# [The problem]
For the entries below, how many lines include the word "lunch"? Give the figure and nothing more.
═══ Dataset entries ═══
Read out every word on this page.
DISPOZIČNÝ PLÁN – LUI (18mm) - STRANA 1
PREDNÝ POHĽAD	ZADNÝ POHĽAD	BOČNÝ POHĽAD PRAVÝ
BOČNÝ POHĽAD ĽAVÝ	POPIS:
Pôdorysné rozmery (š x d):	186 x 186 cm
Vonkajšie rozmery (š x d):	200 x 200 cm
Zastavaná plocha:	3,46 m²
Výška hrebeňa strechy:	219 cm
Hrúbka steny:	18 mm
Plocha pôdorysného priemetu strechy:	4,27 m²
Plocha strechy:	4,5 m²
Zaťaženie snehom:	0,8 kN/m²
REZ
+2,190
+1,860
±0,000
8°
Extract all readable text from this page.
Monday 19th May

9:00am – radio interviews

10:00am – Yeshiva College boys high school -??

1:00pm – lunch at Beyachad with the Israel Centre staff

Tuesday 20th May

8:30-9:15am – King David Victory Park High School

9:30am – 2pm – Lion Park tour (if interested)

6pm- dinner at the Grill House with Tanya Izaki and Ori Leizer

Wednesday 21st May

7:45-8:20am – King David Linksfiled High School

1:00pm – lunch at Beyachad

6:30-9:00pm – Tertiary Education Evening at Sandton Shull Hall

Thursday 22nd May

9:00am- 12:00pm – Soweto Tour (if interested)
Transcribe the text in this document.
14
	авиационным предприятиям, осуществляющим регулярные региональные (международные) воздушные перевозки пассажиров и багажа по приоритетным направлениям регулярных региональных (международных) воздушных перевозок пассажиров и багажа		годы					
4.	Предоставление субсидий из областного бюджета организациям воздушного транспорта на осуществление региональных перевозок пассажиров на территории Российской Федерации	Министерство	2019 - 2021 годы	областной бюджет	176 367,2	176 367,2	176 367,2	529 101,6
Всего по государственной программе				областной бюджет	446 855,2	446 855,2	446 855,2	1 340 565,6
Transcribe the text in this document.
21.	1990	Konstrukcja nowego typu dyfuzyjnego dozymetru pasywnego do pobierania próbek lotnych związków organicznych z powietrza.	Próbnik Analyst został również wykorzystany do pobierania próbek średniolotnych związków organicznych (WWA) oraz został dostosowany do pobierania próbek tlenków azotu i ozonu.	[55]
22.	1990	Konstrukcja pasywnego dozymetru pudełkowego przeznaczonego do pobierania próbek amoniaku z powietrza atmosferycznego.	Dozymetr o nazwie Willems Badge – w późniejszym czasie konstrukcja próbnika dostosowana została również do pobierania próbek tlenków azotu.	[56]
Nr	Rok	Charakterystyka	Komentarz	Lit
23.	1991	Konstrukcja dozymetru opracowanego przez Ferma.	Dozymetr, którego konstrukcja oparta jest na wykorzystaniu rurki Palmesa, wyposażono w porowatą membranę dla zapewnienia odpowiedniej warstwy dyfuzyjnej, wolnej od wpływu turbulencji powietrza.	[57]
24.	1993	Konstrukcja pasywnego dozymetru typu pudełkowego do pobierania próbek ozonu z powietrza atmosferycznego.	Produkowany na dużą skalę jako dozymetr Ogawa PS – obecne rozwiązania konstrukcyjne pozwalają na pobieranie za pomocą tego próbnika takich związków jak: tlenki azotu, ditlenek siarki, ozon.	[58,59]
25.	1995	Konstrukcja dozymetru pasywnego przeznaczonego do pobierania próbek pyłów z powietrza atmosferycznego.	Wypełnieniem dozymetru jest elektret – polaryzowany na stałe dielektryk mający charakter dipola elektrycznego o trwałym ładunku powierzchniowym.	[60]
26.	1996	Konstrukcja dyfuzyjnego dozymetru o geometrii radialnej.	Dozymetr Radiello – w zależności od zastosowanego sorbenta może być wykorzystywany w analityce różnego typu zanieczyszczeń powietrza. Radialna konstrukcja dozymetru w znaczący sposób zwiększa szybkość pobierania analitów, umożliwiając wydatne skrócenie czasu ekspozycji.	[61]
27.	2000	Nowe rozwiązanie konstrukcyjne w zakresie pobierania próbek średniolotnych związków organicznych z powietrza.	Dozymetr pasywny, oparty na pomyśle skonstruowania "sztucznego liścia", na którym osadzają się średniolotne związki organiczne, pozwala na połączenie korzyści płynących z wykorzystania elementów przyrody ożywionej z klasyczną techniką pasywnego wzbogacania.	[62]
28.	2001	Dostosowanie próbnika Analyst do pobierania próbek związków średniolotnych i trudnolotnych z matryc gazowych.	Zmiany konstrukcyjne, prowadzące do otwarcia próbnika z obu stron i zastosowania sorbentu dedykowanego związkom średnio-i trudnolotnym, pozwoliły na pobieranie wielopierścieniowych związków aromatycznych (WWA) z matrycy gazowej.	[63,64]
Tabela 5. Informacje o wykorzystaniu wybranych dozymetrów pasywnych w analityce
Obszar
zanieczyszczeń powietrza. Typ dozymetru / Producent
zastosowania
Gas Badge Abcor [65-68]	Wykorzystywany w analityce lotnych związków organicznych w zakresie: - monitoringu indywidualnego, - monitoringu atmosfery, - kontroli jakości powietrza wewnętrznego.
═══
# [Written solution]
2